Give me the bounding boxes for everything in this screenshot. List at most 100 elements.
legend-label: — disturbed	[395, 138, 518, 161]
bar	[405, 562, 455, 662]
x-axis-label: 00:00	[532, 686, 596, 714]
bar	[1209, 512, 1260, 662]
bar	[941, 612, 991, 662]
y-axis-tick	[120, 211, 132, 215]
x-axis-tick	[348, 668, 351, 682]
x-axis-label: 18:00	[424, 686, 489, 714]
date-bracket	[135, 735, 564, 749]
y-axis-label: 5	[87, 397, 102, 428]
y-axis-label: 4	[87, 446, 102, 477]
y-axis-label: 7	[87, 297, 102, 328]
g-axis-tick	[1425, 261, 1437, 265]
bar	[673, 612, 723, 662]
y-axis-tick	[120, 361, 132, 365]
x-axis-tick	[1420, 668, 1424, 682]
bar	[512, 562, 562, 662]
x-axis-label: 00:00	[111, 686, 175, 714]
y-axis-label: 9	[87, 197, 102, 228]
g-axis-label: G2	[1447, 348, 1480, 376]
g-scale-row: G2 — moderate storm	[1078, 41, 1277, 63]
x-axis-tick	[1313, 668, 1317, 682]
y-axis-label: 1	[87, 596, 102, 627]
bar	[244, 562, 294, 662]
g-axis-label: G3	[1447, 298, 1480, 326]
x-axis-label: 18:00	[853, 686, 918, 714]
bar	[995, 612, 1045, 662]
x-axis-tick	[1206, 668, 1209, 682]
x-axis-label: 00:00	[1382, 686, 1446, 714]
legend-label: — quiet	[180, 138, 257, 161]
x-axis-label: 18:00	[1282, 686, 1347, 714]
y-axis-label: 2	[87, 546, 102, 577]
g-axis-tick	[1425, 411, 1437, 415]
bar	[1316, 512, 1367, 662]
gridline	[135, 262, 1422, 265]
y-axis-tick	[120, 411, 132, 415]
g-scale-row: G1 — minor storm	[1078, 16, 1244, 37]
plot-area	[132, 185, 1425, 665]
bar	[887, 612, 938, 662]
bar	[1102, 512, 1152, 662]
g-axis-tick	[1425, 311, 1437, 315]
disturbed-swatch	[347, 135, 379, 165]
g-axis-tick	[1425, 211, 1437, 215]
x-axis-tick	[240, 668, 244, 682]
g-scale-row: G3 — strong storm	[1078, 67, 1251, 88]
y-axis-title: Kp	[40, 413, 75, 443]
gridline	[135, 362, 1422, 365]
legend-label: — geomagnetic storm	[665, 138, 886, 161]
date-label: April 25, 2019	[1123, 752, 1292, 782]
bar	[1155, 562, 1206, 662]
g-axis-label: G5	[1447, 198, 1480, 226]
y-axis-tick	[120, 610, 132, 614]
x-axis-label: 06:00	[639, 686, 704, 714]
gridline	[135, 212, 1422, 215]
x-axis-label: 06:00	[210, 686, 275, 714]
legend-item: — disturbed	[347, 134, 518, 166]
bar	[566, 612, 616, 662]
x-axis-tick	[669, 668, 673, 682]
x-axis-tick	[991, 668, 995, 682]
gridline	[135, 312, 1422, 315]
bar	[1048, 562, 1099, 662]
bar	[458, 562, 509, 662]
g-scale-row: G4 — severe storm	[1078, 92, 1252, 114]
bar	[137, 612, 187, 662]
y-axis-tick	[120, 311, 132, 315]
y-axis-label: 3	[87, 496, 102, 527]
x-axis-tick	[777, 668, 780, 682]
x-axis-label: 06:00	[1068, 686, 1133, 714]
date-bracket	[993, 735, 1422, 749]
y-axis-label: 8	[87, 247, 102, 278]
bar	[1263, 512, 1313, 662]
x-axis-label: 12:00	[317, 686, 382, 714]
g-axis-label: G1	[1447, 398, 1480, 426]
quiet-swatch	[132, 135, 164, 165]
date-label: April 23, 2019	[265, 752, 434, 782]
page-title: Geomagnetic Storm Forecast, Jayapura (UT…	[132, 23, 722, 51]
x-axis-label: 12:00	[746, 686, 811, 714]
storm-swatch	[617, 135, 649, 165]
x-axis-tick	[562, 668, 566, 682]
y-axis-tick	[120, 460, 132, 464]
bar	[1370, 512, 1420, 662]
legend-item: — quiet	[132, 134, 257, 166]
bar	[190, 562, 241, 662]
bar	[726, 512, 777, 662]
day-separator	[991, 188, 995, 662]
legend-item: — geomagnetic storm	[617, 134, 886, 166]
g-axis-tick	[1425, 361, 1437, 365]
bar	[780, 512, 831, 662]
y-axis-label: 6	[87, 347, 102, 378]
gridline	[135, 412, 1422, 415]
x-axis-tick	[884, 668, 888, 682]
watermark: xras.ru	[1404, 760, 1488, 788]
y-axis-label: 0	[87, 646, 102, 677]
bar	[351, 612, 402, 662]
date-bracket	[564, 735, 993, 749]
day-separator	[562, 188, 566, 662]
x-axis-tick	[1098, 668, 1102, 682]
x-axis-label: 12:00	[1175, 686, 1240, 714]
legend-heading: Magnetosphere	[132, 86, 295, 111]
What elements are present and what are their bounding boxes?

--- --- ---

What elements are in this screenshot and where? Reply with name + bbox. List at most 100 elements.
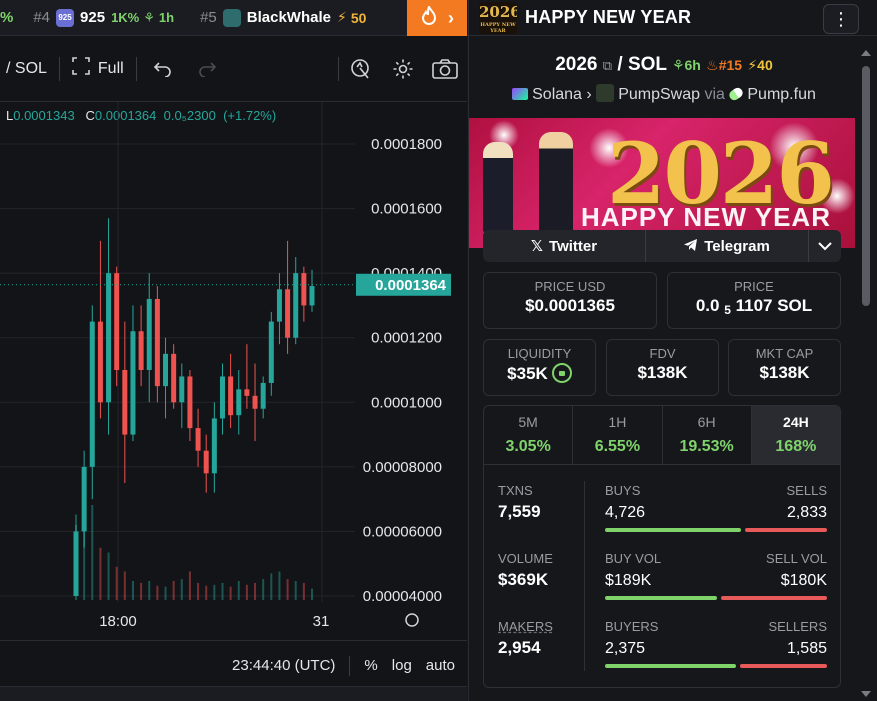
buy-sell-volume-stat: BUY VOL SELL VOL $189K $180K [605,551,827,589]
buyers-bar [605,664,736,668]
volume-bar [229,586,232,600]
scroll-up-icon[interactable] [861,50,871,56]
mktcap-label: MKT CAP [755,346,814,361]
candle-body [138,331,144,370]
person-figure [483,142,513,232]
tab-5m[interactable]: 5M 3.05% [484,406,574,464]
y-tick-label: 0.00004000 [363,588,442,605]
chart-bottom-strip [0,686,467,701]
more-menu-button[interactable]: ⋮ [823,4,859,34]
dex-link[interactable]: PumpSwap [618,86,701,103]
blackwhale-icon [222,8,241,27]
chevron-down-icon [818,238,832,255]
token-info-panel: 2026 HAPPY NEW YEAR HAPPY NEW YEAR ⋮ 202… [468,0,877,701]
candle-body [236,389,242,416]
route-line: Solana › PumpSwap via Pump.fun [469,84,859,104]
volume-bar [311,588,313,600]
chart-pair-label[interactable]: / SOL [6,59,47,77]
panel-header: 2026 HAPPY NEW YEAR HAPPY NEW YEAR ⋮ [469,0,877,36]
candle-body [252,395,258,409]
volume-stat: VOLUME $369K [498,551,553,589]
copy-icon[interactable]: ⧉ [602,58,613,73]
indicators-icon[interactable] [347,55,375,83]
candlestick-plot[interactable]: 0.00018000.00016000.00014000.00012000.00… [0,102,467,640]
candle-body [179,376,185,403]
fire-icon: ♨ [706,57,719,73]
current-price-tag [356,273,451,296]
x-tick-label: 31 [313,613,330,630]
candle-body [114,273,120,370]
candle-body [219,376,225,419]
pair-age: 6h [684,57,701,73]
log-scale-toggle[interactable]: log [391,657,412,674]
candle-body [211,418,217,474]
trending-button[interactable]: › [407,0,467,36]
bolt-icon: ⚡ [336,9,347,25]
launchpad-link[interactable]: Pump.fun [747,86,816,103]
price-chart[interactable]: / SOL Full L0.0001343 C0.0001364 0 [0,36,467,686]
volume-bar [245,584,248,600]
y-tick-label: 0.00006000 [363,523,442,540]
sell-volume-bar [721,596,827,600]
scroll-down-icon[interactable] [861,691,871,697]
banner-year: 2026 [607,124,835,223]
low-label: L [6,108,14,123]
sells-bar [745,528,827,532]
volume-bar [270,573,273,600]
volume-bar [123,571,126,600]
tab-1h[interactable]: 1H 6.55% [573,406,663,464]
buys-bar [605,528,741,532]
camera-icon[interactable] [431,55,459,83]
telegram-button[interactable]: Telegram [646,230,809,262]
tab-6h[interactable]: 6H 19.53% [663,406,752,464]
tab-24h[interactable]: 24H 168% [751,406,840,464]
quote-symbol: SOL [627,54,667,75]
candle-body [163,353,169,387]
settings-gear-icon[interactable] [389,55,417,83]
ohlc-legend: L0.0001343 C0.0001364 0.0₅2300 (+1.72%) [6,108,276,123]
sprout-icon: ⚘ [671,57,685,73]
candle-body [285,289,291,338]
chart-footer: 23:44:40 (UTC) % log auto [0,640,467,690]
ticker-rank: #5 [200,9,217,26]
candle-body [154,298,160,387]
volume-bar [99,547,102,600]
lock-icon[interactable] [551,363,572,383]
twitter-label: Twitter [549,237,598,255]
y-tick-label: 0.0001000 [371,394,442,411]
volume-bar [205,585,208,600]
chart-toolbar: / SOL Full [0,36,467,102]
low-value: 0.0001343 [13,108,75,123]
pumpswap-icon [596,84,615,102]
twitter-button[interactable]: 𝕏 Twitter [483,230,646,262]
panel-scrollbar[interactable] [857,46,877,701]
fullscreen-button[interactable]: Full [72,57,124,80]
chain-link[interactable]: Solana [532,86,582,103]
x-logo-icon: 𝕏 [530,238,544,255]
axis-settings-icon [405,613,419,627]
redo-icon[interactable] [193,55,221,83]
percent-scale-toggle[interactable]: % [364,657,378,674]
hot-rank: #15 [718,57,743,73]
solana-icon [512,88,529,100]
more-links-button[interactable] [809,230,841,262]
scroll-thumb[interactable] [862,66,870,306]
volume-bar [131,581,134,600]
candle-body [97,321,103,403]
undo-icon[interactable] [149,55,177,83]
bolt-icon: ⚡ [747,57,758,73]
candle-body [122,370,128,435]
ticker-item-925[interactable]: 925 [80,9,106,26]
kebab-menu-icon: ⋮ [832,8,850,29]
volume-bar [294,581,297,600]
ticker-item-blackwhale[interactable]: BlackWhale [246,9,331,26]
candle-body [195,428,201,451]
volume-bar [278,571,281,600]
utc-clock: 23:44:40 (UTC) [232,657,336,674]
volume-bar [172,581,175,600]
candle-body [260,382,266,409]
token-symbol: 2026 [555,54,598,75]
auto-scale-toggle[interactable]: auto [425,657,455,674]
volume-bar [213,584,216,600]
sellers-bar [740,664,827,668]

--- --- ---

Reproduce the records verbatim between the line holding "Give me the" and the line holding "735, 564, 749]", with both of those lines included.

Give me the bounding boxes for everything in this screenshot. List at most 100 elements.
legend-label: — disturbed	[395, 138, 518, 161]
bar	[405, 562, 455, 662]
x-axis-label: 00:00	[532, 686, 596, 714]
bar	[1209, 512, 1260, 662]
bar	[941, 612, 991, 662]
y-axis-tick	[120, 211, 132, 215]
x-axis-tick	[348, 668, 351, 682]
x-axis-label: 18:00	[424, 686, 489, 714]
date-bracket	[135, 735, 564, 749]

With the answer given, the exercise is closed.